▶ _Exercise requirements_
Make an exact copy of all the material below, apart from the pictures.
# Data provided start
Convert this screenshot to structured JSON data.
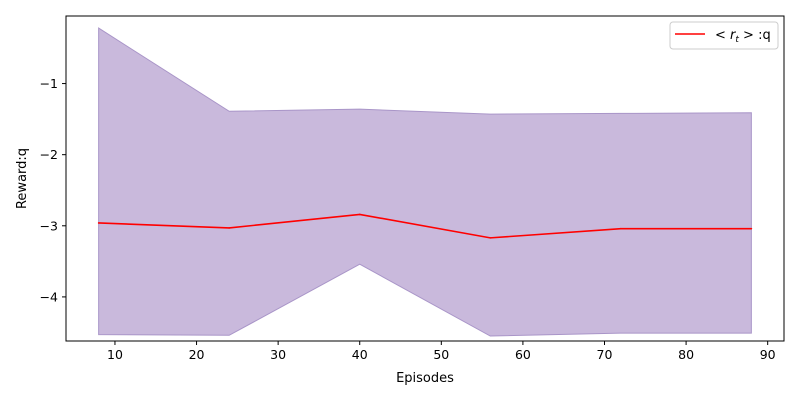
{
  "chart_data": {
    "type": "line",
    "title": "",
    "xlabel": "Episodes",
    "ylabel": "Reward:q",
    "xlim": [
      4,
      92
    ],
    "ylim": [
      -4.62,
      -0.05
    ],
    "xticks": [
      10,
      20,
      30,
      40,
      50,
      60,
      70,
      80,
      90
    ],
    "yticks": [
      -4,
      -3,
      -2,
      -1
    ],
    "ytick_labels": [
      "−4",
      "−3",
      "−2",
      "−1"
    ],
    "grid": false,
    "legend_position": "top-right",
    "x": [
      8,
      24,
      40,
      56,
      72,
      88
    ],
    "series": [
      {
        "name": "< r_t > :q",
        "name_parts": {
          "pre": "< ",
          "r": "r",
          "sub": "t",
          "post": " > :q"
        },
        "color": "#ff0000",
        "values": [
          -2.96,
          -3.03,
          -2.84,
          -3.17,
          -3.04,
          -3.04
        ]
      }
    ],
    "band": {
      "color": "#c9b9dc",
      "edge_color": "#a995c8",
      "upper": [
        -0.22,
        -1.39,
        -1.36,
        -1.43,
        -1.42,
        -1.41
      ],
      "lower": [
        -4.53,
        -4.54,
        -3.54,
        -4.55,
        -4.51,
        -4.51
      ]
    }
  }
}
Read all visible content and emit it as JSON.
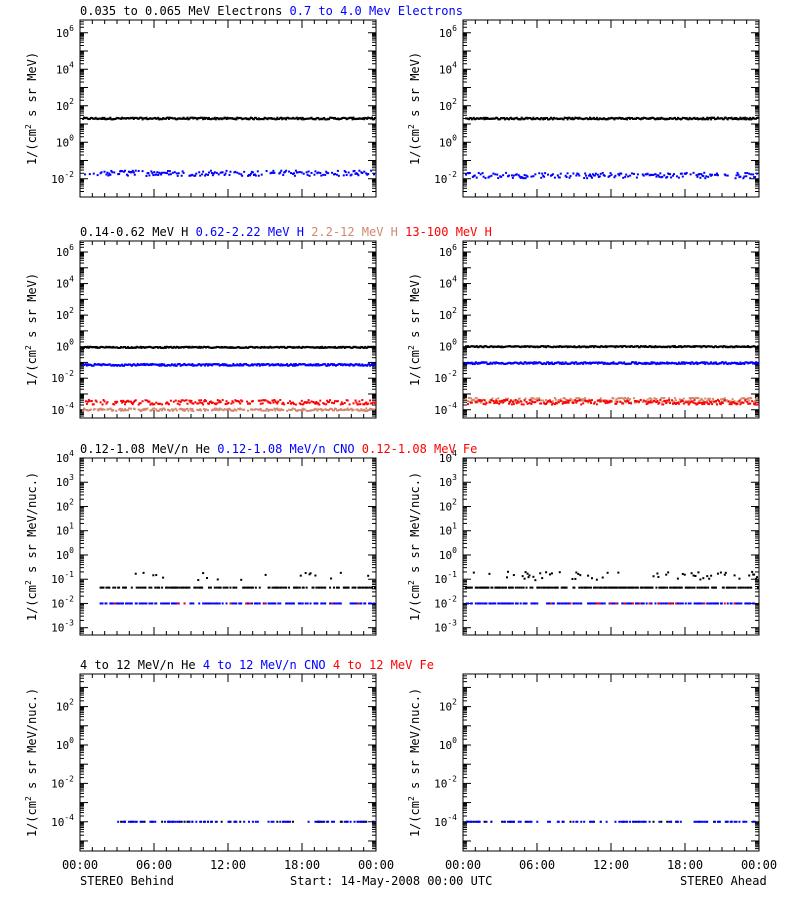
# Data provided end
▶ _Exercise answer_
Convert this screenshot to structured JSON data.
{
  "chart_data": {
    "type": "line",
    "title": "",
    "xlabel": "Episodes",
    "ylabel": "Reward:q",
    "xlim": [
      4,
      92
    ],
    "ylim": [
      -4.62,
      -0.05
    ],
    "xticks": [
      10,
      20,
      30,
      40,
      50,
      60,
      70,
      80,
      90
    ],
    "yticks": [
      -4,
      -3,
      -2,
      -1
    ],
    "ytick_labels": [
      "−4",
      "−3",
      "−2",
      "−1"
    ],
    "grid": false,
    "legend_position": "top-right",
    "x": [
      8,
      24,
      40,
      56,
      72,
      88
    ],
    "series": [
      {
        "name": "< r_t > :q",
        "name_parts": {
          "pre": "< ",
          "r": "r",
          "sub": "t",
          "post": " > :q"
        },
        "color": "#ff0000",
        "values": [
          -2.96,
          -3.03,
          -2.84,
          -3.17,
          -3.04,
          -3.04
        ]
      }
    ],
    "band": {
      "color": "#c9b9dc",
      "edge_color": "#a995c8",
      "upper": [
        -0.22,
        -1.39,
        -1.36,
        -1.43,
        -1.42,
        -1.41
      ],
      "lower": [
        -4.53,
        -4.54,
        -3.54,
        -4.55,
        -4.51,
        -4.51
      ]
    }
  }
}
Read all visible content and emit it as JSON.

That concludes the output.